## Your instructions
Print the lines below without any change, beginning with the first one and stopping after the line that contains "x-tick-label: -0.5 xyxy=(1317,1325,1365,1353)".

## Material to process
** start **

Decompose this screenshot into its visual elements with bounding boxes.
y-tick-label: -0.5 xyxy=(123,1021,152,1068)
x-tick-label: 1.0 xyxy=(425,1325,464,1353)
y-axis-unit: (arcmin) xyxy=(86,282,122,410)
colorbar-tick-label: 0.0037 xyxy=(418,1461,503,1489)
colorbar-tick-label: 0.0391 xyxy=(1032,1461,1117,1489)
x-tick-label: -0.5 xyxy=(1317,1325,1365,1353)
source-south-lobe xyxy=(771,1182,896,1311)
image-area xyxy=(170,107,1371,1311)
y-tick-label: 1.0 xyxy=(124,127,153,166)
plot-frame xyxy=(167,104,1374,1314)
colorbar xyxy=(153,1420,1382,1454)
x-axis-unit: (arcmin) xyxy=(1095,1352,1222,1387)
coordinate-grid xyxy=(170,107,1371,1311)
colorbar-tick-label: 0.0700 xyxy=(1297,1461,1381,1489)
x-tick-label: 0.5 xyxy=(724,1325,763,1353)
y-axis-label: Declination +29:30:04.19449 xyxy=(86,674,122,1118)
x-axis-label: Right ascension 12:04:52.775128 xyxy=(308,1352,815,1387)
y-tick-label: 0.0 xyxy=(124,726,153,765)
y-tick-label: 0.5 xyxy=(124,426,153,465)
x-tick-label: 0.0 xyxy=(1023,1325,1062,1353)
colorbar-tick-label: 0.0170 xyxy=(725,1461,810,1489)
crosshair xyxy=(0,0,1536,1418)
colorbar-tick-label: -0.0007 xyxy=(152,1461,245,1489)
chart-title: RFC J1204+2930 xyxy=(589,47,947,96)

** end **

## Task output
Decompose this screenshot into its visual elements with bounding boxes.
y-tick-label: -0.5 xyxy=(123,1021,152,1068)
x-tick-label: 1.0 xyxy=(425,1325,464,1353)
y-axis-unit: (arcmin) xyxy=(86,282,122,410)
colorbar-tick-label: 0.0037 xyxy=(418,1461,503,1489)
colorbar-tick-label: 0.0391 xyxy=(1032,1461,1117,1489)
x-tick-label: -0.5 xyxy=(1317,1325,1365,1353)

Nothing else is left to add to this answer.